▶ Your instructions
Count the lines in the entries below that include the word "VARIANTE". Give nothing but the number.

▶ Saved entries
▬▬▬▬▬▬

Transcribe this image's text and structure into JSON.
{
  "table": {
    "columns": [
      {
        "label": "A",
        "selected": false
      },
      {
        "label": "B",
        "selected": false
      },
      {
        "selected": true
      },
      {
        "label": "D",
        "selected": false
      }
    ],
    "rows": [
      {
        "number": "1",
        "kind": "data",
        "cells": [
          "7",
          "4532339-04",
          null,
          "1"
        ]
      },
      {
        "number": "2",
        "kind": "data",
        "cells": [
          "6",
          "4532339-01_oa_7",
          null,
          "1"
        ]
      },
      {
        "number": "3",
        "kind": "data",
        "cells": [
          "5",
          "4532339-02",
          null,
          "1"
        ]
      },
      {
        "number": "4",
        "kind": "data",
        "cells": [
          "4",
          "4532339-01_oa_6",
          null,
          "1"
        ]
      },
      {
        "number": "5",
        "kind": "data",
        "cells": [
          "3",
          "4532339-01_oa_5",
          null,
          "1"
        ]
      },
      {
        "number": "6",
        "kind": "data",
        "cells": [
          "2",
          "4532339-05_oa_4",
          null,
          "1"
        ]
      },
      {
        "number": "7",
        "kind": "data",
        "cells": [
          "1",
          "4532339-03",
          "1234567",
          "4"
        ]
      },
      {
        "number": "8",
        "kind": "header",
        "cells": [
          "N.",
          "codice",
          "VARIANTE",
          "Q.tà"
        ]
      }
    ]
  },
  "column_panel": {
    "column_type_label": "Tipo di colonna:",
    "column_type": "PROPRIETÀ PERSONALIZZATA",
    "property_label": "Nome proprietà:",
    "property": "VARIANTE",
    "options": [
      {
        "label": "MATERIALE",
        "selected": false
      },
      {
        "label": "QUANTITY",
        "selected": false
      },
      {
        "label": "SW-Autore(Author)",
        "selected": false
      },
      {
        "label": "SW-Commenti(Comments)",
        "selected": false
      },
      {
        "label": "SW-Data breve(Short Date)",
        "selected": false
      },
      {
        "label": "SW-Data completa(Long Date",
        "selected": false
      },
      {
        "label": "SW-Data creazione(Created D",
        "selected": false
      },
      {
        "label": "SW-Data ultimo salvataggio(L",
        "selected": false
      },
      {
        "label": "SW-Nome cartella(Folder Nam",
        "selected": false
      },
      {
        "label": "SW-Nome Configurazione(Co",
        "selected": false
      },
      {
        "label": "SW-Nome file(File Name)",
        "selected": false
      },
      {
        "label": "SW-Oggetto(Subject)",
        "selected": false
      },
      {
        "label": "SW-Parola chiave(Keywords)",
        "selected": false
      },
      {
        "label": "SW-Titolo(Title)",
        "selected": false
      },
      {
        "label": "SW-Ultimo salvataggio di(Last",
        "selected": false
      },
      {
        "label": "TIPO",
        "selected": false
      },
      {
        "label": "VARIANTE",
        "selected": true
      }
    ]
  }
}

▬▬▬▬▬▬

▶ Solution
3